• **Direction**: Output each entry verbatim and exclude every picture from it.

• **Entries shown**:
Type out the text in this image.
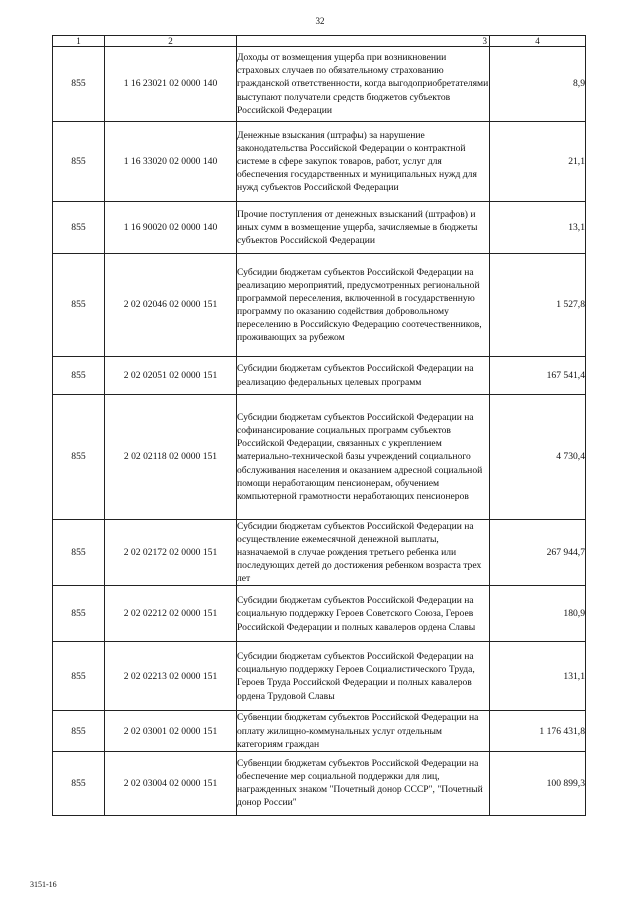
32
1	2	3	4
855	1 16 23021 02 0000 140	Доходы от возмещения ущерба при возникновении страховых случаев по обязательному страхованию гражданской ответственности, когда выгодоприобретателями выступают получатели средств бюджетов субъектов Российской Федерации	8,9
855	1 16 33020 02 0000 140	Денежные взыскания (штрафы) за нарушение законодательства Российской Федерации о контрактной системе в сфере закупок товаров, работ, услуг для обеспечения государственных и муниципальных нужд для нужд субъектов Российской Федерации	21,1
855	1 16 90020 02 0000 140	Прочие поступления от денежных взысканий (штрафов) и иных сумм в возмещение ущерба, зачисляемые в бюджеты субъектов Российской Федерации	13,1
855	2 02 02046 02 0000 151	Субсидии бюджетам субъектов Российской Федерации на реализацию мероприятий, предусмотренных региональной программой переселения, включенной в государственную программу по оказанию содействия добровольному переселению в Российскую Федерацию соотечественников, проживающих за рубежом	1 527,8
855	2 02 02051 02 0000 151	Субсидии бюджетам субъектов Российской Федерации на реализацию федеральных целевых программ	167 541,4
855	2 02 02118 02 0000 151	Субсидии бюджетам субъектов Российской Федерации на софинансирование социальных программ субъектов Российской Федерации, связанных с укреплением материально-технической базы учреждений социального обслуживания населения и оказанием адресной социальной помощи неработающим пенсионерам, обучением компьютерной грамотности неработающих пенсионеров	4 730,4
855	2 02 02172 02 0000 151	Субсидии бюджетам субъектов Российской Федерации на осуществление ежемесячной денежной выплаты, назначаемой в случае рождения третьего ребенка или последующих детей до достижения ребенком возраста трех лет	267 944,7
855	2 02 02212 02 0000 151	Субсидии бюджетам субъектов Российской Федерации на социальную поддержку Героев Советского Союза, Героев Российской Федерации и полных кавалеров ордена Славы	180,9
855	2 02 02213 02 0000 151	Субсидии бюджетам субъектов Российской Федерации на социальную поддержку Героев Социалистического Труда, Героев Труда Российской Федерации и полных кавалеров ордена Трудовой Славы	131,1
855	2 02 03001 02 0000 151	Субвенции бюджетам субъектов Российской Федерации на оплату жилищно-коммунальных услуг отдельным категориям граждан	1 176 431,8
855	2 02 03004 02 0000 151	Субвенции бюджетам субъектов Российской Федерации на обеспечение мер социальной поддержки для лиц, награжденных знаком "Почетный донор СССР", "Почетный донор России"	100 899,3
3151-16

• **Exercise output**:
Type out the text in this image.
32
1	2	3	4
855	1 16 23021 02 0000 140	Доходы от возмещения ущерба при возникновении страховых случаев по обязательному страхованию гражданской ответственности, когда выгодоприобретателями выступают получатели средств бюджетов субъектов Российской Федерации	8,9
855	1 16 33020 02 0000 140	Денежные взыскания (штрафы) за нарушение законодательства Российской Федерации о контрактной системе в сфере закупок товаров, работ, услуг для обеспечения государственных и муниципальных нужд для нужд субъектов Российской Федерации	21,1
855	1 16 90020 02 0000 140	Прочие поступления от денежных взысканий (штрафов) и иных сумм в возмещение ущерба, зачисляемые в бюджеты субъектов Российской Федерации	13,1
855	2 02 02046 02 0000 151	Субсидии бюджетам субъектов Российской Федерации на реализацию мероприятий, предусмотренных региональной программой переселения, включенной в государственную программу по оказанию содействия добровольному переселению в Российскую Федерацию соотечественников, проживающих за рубежом	1 527,8
855	2 02 02051 02 0000 151	Субсидии бюджетам субъектов Российской Федерации на реализацию федеральных целевых программ	167 541,4
855	2 02 02118 02 0000 151	Субсидии бюджетам субъектов Российской Федерации на софинансирование социальных программ субъектов Российской Федерации, связанных с укреплением материально-технической базы учреждений социального обслуживания населения и оказанием адресной социальной помощи неработающим пенсионерам, обучением компьютерной грамотности неработающих пенсионеров	4 730,4
855	2 02 02172 02 0000 151	Субсидии бюджетам субъектов Российской Федерации на осуществление ежемесячной денежной выплаты, назначаемой в случае рождения третьего ребенка или последующих детей до достижения ребенком возраста трех лет	267 944,7
855	2 02 02212 02 0000 151	Субсидии бюджетам субъектов Российской Федерации на социальную поддержку Героев Советского Союза, Героев Российской Федерации и полных кавалеров ордена Славы	180,9
855	2 02 02213 02 0000 151	Субсидии бюджетам субъектов Российской Федерации на социальную поддержку Героев Социалистического Труда, Героев Труда Российской Федерации и полных кавалеров ордена Трудовой Славы	131,1
855	2 02 03001 02 0000 151	Субвенции бюджетам субъектов Российской Федерации на оплату жилищно-коммунальных услуг отдельным категориям граждан	1 176 431,8
855	2 02 03004 02 0000 151	Субвенции бюджетам субъектов Российской Федерации на обеспечение мер социальной поддержки для лиц, награжденных знаком "Почетный донор СССР", "Почетный донор России"	100 899,3
3151-16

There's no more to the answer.